_YOUR INSTRUCTIONS_
Copy out the rows below word for word, from the first one through the line containing "- y-tick-label: 24: [59, 301, 73, 315]", including both.
>> Start DATA PROVIDED
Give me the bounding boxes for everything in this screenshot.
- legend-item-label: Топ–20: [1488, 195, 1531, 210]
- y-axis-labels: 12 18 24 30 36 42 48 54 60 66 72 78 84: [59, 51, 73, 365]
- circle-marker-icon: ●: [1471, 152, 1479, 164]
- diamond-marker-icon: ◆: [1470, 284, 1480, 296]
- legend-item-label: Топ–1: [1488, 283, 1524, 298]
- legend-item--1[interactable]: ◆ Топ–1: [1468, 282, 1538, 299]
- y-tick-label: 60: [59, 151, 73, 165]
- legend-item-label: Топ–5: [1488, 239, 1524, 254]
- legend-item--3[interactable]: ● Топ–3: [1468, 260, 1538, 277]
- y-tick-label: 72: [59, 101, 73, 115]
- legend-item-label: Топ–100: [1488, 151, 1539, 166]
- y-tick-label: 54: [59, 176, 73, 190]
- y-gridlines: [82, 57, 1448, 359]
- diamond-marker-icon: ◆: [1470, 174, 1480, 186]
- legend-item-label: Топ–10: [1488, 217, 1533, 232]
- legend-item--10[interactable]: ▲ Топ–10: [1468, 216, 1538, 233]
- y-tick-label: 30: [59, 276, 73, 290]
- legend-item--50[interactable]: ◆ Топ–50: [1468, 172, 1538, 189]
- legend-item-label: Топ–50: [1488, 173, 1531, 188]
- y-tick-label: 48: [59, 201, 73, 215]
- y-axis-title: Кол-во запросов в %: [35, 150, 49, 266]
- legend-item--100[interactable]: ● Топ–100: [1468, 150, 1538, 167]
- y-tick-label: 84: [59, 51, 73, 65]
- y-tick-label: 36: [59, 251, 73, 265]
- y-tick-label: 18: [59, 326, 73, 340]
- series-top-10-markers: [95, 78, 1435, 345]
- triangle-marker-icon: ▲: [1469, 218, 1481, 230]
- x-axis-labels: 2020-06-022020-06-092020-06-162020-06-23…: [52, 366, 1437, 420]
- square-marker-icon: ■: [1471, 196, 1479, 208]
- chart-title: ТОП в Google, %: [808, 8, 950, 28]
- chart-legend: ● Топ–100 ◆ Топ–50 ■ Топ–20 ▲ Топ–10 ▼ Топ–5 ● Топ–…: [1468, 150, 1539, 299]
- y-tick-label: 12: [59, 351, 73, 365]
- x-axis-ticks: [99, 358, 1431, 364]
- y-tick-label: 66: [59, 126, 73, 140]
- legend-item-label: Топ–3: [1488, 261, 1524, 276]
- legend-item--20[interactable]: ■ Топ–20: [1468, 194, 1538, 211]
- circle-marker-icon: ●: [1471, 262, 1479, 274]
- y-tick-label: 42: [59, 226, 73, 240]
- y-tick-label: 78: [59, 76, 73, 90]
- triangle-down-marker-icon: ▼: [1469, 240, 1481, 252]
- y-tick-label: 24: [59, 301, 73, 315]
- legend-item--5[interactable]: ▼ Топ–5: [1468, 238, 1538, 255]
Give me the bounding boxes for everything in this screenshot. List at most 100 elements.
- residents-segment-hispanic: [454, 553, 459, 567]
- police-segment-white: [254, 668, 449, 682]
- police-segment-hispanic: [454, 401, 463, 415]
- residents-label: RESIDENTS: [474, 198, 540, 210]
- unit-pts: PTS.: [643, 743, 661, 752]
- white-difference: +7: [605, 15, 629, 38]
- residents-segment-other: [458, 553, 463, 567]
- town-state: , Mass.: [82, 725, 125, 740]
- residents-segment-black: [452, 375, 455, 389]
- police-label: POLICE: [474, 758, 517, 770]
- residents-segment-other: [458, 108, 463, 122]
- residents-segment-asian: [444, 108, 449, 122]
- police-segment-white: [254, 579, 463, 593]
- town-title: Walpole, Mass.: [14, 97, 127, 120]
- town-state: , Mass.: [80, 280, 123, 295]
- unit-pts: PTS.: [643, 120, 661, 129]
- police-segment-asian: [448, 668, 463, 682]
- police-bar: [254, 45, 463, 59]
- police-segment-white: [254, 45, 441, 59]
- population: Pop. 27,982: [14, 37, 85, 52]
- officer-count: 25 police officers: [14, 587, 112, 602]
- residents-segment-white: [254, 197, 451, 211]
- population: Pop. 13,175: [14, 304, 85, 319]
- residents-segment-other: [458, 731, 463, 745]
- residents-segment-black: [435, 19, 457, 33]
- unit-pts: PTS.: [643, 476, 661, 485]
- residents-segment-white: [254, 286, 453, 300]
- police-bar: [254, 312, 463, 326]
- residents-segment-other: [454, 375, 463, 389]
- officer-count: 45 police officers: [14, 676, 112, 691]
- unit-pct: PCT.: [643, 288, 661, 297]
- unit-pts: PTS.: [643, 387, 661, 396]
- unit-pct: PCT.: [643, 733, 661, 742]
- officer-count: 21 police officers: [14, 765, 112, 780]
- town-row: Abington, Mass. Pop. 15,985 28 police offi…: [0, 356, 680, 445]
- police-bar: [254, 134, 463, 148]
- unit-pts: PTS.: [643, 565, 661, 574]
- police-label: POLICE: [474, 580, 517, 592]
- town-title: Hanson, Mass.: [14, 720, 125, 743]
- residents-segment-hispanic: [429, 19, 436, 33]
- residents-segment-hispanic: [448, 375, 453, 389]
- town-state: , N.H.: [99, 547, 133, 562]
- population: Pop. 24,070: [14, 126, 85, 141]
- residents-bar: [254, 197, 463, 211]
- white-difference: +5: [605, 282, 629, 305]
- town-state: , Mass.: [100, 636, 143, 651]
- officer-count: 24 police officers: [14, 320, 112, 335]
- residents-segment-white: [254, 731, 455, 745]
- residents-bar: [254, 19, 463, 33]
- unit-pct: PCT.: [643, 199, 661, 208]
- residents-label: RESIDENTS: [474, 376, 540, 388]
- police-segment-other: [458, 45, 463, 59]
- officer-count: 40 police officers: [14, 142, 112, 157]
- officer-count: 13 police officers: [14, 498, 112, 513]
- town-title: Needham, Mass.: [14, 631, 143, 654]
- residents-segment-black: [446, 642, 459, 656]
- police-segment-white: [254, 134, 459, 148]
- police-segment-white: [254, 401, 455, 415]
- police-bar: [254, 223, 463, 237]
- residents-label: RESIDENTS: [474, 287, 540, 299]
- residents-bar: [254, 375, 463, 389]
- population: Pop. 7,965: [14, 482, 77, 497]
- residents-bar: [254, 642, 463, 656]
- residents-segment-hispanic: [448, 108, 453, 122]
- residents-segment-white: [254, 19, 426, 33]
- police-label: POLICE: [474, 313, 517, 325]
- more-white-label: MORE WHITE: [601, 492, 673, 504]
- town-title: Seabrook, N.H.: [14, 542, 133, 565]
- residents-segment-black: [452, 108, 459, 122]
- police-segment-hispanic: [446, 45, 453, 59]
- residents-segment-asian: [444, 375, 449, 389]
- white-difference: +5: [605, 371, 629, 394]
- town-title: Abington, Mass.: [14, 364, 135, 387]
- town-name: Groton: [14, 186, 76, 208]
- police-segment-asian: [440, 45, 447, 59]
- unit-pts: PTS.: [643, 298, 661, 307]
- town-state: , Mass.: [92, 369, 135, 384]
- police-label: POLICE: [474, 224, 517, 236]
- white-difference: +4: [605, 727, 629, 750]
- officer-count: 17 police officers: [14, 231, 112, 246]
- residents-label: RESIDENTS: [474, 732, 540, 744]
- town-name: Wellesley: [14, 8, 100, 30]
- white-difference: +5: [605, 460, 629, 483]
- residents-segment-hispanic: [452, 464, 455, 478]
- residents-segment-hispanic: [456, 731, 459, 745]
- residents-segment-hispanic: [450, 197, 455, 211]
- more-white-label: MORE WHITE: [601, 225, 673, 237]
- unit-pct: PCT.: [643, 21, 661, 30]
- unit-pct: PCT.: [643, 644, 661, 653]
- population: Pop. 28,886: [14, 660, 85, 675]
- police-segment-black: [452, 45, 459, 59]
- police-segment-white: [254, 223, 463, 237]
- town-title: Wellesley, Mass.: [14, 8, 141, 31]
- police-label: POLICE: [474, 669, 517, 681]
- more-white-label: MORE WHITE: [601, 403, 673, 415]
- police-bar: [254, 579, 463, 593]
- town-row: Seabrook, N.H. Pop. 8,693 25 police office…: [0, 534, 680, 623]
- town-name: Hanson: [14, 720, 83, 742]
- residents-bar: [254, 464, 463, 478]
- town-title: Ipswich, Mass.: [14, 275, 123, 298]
>> End DATA PROVIDED
_SOLUTION FOR THIS PROBLEM_
Give me the bounding boxes for everything in this screenshot.
- legend-item-label: Топ–20: [1488, 195, 1531, 210]
- y-axis-labels: 12 18 24 30 36 42 48 54 60 66 72 78 84: [59, 51, 73, 365]
- circle-marker-icon: ●: [1471, 152, 1479, 164]
- diamond-marker-icon: ◆: [1470, 284, 1480, 296]
- legend-item-label: Топ–1: [1488, 283, 1524, 298]
- legend-item--1[interactable]: ◆ Топ–1: [1468, 282, 1538, 299]
- y-tick-label: 60: [59, 151, 73, 165]
- legend-item-label: Топ–5: [1488, 239, 1524, 254]
- legend-item--3[interactable]: ● Топ–3: [1468, 260, 1538, 277]
- y-tick-label: 72: [59, 101, 73, 115]
- legend-item-label: Топ–100: [1488, 151, 1539, 166]
- y-tick-label: 54: [59, 176, 73, 190]
- y-gridlines: [82, 57, 1448, 359]
- diamond-marker-icon: ◆: [1470, 174, 1480, 186]
- legend-item-label: Топ–10: [1488, 217, 1533, 232]
- legend-item--10[interactable]: ▲ Топ–10: [1468, 216, 1538, 233]
- y-tick-label: 30: [59, 276, 73, 290]
- legend-item--50[interactable]: ◆ Топ–50: [1468, 172, 1538, 189]
- legend-item-label: Топ–50: [1488, 173, 1531, 188]
- y-tick-label: 48: [59, 201, 73, 215]
- y-axis-title: Кол-во запросов в %: [35, 150, 49, 266]
- legend-item--100[interactable]: ● Топ–100: [1468, 150, 1538, 167]
- y-tick-label: 84: [59, 51, 73, 65]
- y-tick-label: 36: [59, 251, 73, 265]
- y-tick-label: 18: [59, 326, 73, 340]
- series-top-10-markers: [95, 78, 1435, 345]
- triangle-marker-icon: ▲: [1469, 218, 1481, 230]
- x-axis-labels: 2020-06-022020-06-092020-06-162020-06-23…: [52, 366, 1437, 420]
- square-marker-icon: ■: [1471, 196, 1479, 208]
- chart-title: ТОП в Google, %: [808, 8, 950, 28]
- chart-legend: ● Топ–100 ◆ Топ–50 ■ Топ–20 ▲ Топ–10 ▼ Топ–5 ● Топ–…: [1468, 150, 1539, 299]
- y-tick-label: 12: [59, 351, 73, 365]
- x-axis-ticks: [99, 358, 1431, 364]
- y-tick-label: 66: [59, 126, 73, 140]
- legend-item-label: Топ–3: [1488, 261, 1524, 276]
- legend-item--20[interactable]: ■ Топ–20: [1468, 194, 1538, 211]
- circle-marker-icon: ●: [1471, 262, 1479, 274]
- y-tick-label: 42: [59, 226, 73, 240]
- y-tick-label: 78: [59, 76, 73, 90]
- triangle-down-marker-icon: ▼: [1469, 240, 1481, 252]
- y-tick-label: 24: [59, 301, 73, 315]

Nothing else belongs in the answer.